### TESTO DI STUDIO ###
Pietra dello scandalo e fonte primaria della protesta - giunta alla «Gazzetta» attraverso una lettera - la recente scelta che l’assessorato allo Sviluppo economico della Regione, che su specifica richiesta del Miur (il ministero dell’Istruzione, dell’Università e della ricerca) ha segnalato per la Puglia tre infrastrutture di ricerca strategiche, ignorando «in toto» il capoluogo. Infatti, l’assessorato guidato da Loredana Capone ha indicato due centri di ricerca presenti a Lecce ed uno a Grottaglie (che al momento risulterebbe essere poco più di un’idea) per rispondere alla ricognizione nazionale delle infrastrutture di ricerca maggiormente strategiche, avviata regione per regione.

A fronte delle numerose eccellenze presenti in tutta la Puglia, balza agli occhi come nello stilare la graduatoria siano state ignorate le infrastrutture di ricerca presso l’Università di Foggia (12ª nella classifica degli Atenei e sede di riferimento del Distretto Agroalimentare) e soprattutto dell’area barese. 

«Nel capoluogo regionale è presente uno dei tre Politecnici (insieme a Milano e Torino) sempre al top tra gli atenei italiani nella classifica internazionale “Scimago” sulla qualità della ricerca, oltre all’Università Aldo Moro, ove sono presenti molti gruppi di ricerca di punta in settori strategici (biologia, chimica, fisica, medicina solo per esemplificare e restare negli ambiti ove sono presenti le grandi infrastrutture di ricerca) e a Cnr e Infn (Istituto nazionale di fisica nucleare), enti pubblici di ricerca tra le cui fila operano ricercatori di assoluta visibilità internazionale».

Quindi, viene evidenziato un altro aspetto relativo ai progetti già in fase avanzata, in alcuni dei quali la Regione entra direttamente come «partner», attraverso proprie società controllate. «È maggiormente indecifrabile se non incomprensibile la scelta della Regione di trascurare i numerosi progetti denominati di “Potenziamento Infrastrutturale” e “Smart Cities” in fase di completamento nel capoluogo pugliese: si tratta di progetti finanziati direttamente dal Miur, ognuno dei quali per varie decine di milioni di euro, spesso “multicentrici” (proprio come previsto dalla “declaratoria” sulle infrastrutture di ricerca Ue e in linea con le richieste del Miur)».
### DATI FORNITI ###
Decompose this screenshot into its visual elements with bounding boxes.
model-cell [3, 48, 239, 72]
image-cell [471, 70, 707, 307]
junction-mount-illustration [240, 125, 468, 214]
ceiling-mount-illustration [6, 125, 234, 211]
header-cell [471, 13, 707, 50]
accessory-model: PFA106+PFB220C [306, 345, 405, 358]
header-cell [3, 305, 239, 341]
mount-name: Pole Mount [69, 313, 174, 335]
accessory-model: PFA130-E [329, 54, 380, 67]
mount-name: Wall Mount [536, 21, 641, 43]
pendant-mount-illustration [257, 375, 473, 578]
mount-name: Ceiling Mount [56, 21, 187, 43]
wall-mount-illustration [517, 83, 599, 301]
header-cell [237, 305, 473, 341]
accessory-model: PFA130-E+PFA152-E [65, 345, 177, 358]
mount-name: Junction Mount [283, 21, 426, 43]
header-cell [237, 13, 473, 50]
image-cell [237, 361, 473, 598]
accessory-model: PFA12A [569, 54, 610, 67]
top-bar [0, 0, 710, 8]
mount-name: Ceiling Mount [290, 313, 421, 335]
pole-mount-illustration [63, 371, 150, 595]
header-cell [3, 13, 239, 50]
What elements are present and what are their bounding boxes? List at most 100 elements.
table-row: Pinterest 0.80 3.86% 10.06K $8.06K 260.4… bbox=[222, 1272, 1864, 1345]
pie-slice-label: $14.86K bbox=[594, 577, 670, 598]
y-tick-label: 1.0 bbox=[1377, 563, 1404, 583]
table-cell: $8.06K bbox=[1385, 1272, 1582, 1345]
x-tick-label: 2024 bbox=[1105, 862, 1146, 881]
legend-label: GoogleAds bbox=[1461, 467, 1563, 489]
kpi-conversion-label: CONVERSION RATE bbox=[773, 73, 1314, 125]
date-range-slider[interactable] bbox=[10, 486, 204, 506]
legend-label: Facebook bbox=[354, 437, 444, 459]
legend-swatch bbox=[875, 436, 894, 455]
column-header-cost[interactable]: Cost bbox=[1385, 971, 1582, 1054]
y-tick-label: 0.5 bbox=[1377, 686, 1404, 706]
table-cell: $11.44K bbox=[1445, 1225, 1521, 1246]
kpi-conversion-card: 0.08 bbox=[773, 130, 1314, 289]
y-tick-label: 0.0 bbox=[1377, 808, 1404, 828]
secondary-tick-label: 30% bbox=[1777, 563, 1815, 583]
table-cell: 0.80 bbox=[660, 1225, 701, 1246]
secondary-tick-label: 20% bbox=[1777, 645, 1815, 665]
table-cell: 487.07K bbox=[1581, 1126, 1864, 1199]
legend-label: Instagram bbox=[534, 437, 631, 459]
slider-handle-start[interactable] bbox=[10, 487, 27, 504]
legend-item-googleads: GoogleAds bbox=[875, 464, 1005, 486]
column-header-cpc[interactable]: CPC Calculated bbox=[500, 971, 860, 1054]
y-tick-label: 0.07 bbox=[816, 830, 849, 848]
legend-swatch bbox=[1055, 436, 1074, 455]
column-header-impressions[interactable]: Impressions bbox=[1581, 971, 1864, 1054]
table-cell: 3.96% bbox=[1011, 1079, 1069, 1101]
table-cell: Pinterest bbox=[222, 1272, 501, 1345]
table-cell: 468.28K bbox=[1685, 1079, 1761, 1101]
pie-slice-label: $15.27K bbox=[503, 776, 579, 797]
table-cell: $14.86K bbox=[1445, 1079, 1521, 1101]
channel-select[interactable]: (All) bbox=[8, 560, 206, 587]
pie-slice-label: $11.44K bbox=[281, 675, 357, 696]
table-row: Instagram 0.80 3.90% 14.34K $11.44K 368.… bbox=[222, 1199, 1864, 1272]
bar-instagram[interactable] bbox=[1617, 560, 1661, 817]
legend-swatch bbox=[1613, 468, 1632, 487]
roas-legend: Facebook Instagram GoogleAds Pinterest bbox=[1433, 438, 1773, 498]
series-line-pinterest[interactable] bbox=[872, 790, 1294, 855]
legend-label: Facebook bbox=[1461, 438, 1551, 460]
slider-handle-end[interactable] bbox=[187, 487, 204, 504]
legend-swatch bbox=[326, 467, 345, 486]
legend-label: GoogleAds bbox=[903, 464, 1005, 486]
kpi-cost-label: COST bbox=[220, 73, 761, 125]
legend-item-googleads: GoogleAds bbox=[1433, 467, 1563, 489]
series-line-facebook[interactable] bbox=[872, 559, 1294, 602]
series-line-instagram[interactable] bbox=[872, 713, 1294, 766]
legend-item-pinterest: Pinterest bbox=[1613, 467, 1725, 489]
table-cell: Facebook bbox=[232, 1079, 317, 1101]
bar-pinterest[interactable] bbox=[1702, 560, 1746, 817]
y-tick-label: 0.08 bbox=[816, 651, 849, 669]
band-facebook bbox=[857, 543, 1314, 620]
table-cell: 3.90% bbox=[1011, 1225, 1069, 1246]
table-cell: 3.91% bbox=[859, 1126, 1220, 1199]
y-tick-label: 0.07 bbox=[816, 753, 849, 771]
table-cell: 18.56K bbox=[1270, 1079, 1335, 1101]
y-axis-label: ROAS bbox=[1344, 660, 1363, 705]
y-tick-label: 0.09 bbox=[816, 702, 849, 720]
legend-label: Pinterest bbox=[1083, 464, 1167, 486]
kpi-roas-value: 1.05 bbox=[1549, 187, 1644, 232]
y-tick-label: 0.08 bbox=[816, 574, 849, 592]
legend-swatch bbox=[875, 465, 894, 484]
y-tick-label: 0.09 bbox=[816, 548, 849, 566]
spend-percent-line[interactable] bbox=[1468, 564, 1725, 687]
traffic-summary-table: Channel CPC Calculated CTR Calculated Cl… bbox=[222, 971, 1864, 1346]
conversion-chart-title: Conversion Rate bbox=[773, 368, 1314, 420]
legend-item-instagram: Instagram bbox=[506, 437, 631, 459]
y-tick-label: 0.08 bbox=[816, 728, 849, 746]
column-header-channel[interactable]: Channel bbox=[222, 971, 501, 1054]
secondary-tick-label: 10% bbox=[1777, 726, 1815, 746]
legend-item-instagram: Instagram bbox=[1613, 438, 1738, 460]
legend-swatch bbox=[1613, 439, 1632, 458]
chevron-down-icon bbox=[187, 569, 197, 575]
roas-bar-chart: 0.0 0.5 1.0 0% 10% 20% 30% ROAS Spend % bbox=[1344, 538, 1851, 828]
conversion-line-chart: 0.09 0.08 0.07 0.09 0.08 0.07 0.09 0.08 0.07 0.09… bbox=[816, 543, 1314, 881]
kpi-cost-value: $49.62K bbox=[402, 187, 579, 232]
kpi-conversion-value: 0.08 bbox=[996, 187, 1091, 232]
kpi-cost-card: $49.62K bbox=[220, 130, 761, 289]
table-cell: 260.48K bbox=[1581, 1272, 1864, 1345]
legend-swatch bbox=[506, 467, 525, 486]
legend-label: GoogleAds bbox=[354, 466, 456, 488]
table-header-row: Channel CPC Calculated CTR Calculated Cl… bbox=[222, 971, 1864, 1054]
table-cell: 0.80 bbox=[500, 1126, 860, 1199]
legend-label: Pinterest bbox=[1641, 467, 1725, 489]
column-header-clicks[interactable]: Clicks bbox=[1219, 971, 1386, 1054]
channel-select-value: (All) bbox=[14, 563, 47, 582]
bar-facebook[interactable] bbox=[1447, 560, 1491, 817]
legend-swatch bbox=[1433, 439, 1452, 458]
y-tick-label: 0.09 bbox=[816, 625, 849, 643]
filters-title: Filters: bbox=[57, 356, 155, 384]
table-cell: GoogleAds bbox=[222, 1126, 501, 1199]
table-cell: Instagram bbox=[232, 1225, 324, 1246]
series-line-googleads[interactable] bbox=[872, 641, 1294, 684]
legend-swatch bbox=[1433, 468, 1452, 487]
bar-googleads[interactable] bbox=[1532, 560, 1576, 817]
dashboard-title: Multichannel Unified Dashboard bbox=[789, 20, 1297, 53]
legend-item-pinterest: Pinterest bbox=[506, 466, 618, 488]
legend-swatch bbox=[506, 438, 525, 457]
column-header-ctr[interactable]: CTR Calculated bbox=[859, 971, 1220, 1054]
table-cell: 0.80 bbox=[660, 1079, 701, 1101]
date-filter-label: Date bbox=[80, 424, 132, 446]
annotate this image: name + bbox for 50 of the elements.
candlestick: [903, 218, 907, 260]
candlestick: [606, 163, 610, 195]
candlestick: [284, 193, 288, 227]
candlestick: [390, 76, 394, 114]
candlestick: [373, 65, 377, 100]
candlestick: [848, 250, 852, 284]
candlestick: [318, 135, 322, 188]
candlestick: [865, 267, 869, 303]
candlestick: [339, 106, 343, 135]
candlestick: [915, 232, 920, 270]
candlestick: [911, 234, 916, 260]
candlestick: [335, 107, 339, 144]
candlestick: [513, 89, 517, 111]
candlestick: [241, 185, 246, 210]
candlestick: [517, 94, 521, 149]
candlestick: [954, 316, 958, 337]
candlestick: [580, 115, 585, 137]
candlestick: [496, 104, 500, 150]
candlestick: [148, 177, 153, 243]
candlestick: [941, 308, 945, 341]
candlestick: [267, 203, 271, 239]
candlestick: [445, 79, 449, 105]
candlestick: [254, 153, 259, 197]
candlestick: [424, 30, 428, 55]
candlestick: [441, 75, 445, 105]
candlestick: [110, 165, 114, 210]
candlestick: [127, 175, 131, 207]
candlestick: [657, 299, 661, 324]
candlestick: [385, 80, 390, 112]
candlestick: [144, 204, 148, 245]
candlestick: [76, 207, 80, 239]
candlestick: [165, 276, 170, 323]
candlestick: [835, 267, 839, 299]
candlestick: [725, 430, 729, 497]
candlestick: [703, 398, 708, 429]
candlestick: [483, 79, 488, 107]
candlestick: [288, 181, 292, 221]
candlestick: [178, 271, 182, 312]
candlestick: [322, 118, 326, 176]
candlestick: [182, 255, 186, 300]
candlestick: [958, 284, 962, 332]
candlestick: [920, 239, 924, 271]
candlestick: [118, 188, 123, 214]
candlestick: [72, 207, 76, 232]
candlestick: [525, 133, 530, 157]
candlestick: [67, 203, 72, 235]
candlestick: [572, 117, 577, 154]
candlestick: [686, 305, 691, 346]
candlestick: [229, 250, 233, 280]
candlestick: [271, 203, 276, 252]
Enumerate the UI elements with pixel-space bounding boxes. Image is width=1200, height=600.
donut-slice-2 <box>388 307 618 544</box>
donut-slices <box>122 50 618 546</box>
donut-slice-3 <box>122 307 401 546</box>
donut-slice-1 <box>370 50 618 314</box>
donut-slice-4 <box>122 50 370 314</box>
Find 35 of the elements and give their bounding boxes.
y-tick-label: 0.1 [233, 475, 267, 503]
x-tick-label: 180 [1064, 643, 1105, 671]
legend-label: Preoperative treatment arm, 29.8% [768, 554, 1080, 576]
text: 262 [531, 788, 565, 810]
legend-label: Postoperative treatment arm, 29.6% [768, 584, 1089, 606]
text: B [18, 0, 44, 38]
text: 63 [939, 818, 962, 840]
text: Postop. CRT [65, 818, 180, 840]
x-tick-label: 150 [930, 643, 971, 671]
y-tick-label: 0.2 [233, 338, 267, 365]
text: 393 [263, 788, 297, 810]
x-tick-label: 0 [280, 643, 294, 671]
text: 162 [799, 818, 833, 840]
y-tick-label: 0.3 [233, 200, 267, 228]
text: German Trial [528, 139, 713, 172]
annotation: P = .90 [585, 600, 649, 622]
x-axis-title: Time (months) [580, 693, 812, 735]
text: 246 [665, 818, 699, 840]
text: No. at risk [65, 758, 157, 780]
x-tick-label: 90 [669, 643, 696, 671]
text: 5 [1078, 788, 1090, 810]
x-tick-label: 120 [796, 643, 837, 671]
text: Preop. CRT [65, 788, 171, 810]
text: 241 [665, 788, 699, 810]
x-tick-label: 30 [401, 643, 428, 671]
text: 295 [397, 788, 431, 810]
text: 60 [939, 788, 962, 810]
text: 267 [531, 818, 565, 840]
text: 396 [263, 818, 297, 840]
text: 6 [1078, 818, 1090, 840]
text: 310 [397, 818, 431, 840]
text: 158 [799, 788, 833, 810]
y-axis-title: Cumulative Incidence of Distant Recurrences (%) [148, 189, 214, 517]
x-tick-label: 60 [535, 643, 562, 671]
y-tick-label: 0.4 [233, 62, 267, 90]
###
COMPITO ASSEGNATO: Continua l'articolo sulla protesta contro le infrastrutture di ricerca pugliesi segnalate dalla Regione al Miur, riprendendo subito dopo l'ultima frase riportata.

RISULTATO DEL COMPITO:
Da qui la richiesta a gran voce di chiarezza. «I criteri di selezione utilizzati dalla Regione per la segnalazione al Miur appaiono dunque piuttosto incomprensibili e sicuramente poco trasparenti», incalzano nel loro atto d’accusa i docenti, sottolineando «la fretta, nell’effettuare le scelte, a fronte di scadenze prevedibili», ma soprattutto «il mancato coinvolgimento istituzionale di chi guida e gestisce i grandi centri di ricerca pubblici del territorio e sta conducendo i progetti di largo respiro nazionale e internazionale in Puglia».no strategiaGli operatori della ricerca denunciano pertanto «la mancanza di una strategia “di sistema”, da finalizzare alla promozione della Puglia nel suo complesso, valorizzando quanto esistente e senza steccati tra le diverse province - spesso bacini elettorali dei decisori pubblici – e gli assessorati». «Il potenziamento delle attività di ricerca e sviluppo nelle Regioni ha un impatto rilevante sia sulla crescita del capitale umano - vero motore dello sviluppo della società - sia in via diretta e preferenziale sulla vita dei cittadini, in quanto fruitori diretti o indiretti di nuovi prodotti o servizi: si pensi ad esempio al Fascicolo Sanitario Elettronico, ancora non disponibile per i cittadini pugliesi», affermano ancora. 

Infine, il richiamo all’urgenza di valorizzare al meglio le eccellenze pugliesi nel settore della ricerca. «Oltre che una scelta strategica ed intelligente, è sicuramente anche un dovere morale di salvaguardia e valorizzazione degli investimenti pubblici. Si auspica che la nuova giunta regionale, partendo da quanto di buono già fatto, sappia dare nuovo impulso a organizzazione e gestione delle attività di ricerca, valorizzando le sinergie di sistema e operando in modo trasparente e virtuoso» concludono i docenti e ricercatori dell’area barese.